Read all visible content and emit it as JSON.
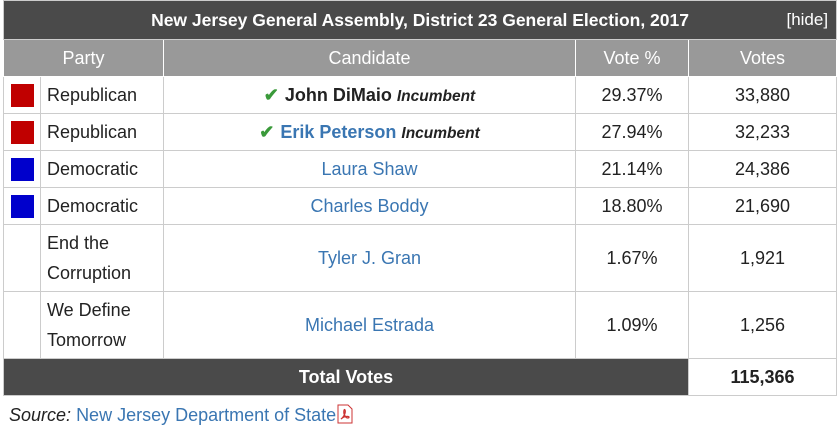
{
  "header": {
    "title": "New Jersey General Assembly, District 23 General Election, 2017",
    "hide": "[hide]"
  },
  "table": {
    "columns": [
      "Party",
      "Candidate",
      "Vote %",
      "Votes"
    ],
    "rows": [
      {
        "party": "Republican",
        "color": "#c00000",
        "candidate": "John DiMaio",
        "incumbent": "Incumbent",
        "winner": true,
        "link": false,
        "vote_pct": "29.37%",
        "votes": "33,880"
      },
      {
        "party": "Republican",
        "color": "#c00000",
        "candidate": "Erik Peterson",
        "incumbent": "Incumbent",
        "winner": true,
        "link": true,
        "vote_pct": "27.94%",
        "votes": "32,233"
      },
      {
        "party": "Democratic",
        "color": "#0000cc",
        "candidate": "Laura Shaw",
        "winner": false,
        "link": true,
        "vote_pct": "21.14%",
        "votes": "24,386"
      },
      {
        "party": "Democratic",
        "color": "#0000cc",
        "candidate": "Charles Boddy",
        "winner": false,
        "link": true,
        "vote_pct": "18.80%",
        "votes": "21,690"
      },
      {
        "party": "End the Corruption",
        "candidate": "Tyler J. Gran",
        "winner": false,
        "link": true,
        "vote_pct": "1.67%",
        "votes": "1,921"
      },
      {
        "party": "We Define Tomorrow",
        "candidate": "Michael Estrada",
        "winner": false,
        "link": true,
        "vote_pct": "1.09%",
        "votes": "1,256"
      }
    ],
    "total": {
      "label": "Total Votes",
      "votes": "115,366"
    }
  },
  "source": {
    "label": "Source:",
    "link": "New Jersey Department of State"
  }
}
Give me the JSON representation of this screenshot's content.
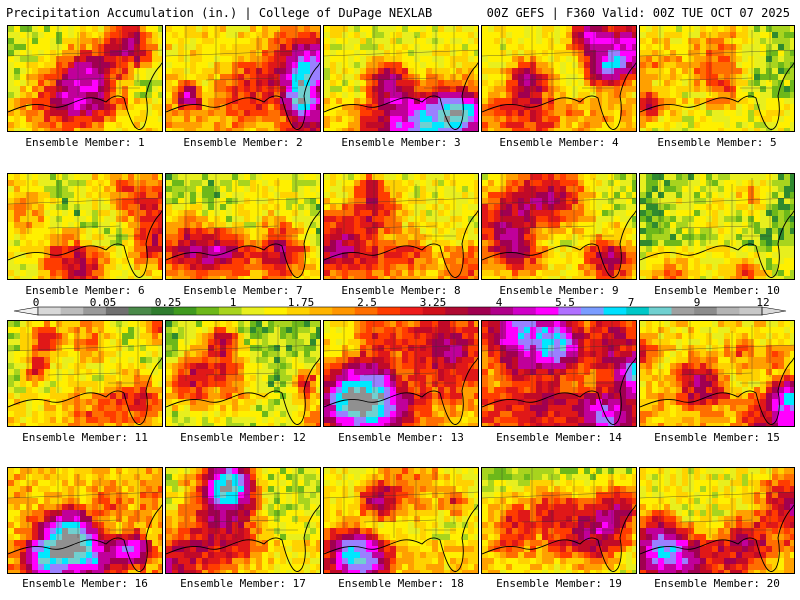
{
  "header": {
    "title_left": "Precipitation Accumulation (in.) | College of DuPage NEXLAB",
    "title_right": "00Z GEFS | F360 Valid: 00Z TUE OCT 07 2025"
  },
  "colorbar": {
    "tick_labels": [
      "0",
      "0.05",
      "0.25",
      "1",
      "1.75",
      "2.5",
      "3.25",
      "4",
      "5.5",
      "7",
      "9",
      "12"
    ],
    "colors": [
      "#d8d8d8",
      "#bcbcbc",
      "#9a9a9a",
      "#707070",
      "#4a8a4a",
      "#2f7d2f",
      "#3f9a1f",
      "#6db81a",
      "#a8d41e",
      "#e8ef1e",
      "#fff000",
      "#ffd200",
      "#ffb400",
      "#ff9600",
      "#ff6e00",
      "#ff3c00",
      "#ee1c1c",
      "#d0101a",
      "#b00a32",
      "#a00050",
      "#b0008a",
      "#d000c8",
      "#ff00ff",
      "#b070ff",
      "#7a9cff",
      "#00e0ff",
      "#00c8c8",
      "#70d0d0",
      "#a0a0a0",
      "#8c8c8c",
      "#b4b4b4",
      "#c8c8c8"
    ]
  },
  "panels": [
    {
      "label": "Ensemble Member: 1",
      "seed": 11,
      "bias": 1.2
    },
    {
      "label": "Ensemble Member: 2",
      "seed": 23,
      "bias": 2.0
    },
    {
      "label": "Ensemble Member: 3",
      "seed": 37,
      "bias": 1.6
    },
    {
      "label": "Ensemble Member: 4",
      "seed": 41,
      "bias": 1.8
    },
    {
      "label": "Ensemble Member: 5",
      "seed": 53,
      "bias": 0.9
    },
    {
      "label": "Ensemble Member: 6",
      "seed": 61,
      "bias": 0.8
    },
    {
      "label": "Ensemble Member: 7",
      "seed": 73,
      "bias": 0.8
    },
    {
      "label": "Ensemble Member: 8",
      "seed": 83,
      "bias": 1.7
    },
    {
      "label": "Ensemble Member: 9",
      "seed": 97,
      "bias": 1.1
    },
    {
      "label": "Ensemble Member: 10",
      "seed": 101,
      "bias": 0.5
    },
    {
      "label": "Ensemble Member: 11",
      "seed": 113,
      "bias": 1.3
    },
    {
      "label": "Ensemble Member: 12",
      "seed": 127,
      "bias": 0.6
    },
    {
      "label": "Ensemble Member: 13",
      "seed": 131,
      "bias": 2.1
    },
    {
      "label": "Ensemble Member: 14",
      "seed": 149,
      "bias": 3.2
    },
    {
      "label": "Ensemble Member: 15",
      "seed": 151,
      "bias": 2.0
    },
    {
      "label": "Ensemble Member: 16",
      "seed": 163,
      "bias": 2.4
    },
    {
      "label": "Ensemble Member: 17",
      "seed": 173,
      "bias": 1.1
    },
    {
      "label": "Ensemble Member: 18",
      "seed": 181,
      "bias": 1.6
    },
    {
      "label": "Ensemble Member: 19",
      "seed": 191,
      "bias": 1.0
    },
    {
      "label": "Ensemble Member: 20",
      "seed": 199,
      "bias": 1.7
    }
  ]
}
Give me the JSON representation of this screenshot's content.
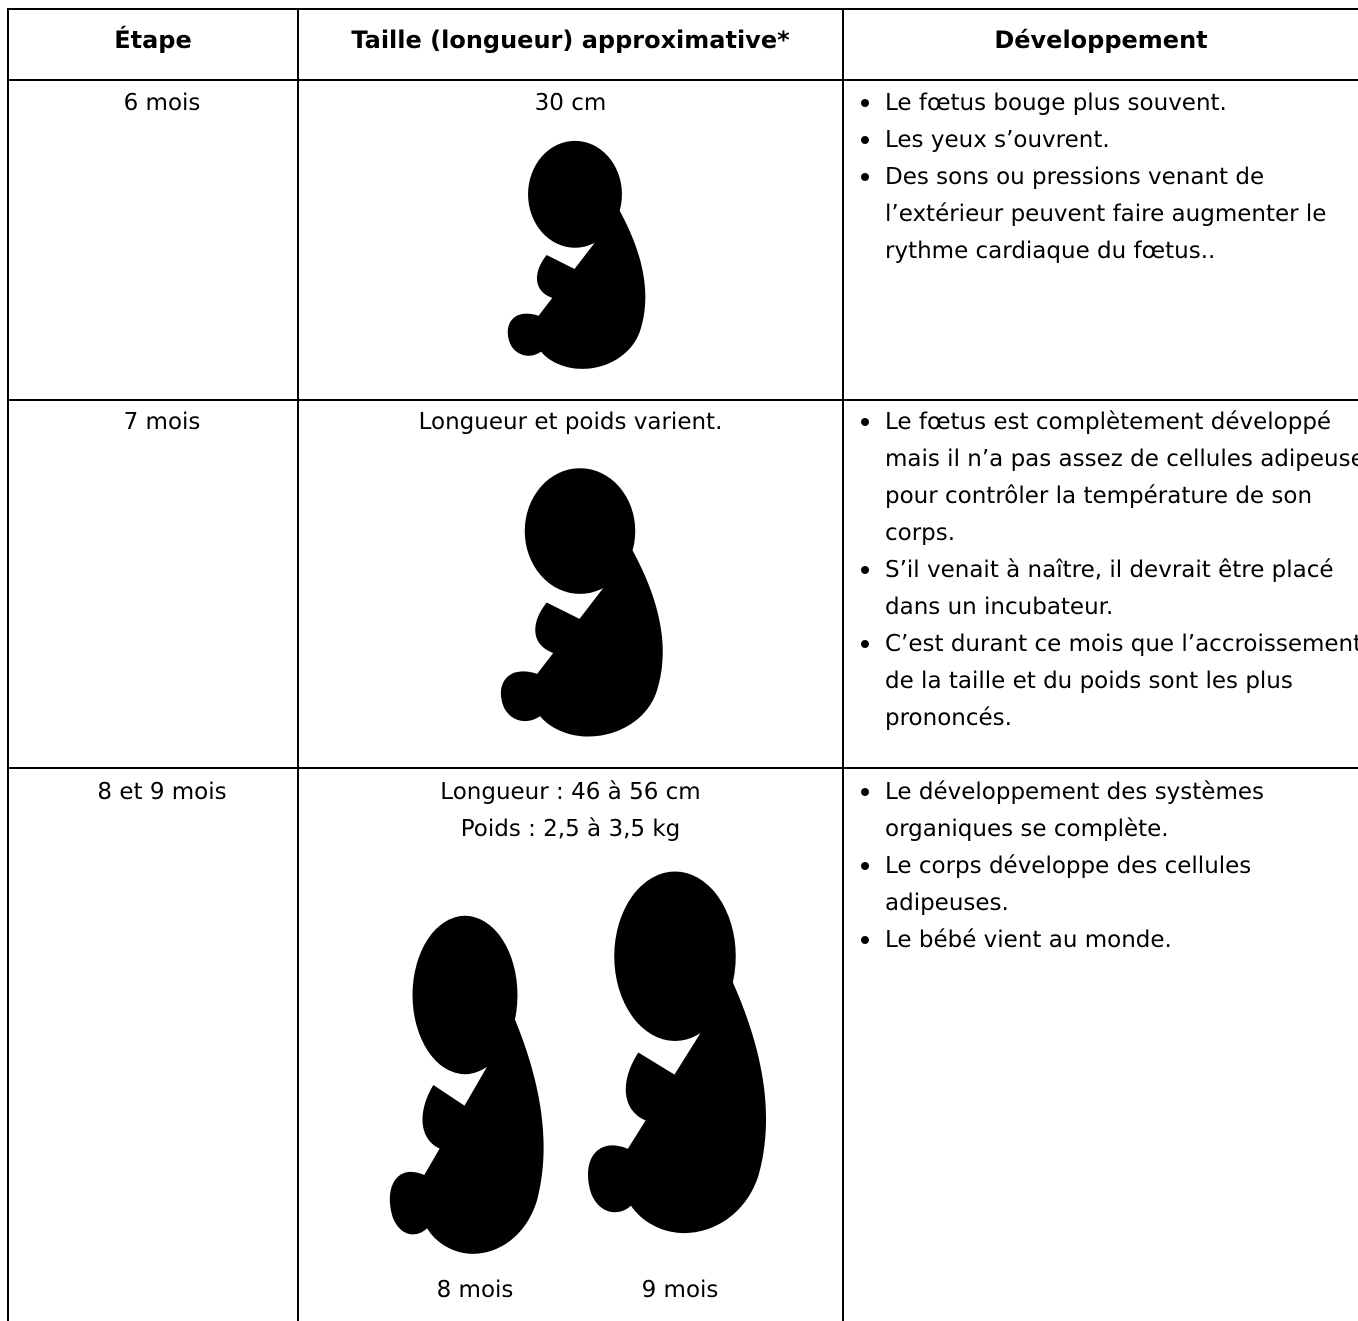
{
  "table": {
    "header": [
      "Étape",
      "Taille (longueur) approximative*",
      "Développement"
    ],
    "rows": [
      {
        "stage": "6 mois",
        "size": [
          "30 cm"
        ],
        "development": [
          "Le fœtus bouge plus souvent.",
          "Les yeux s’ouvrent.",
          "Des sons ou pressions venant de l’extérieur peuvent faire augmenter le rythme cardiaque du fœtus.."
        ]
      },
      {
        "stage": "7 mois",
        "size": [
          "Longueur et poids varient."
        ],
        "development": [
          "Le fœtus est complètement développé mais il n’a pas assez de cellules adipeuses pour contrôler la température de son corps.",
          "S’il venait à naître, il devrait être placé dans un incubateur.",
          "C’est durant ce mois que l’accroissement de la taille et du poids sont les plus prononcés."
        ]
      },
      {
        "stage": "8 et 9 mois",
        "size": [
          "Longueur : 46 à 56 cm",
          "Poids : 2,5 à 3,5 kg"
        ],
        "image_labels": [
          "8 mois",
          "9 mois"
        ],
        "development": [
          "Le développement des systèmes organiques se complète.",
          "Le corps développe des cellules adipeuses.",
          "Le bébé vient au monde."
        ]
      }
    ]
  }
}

TASK PROMPT:
Take every line containing the word "stage" and copy it.

SOLUTION TO THE PROBLEM:
        "stage": "6 mois",
        "stage": "7 mois",
        "stage": "8 et 9 mois",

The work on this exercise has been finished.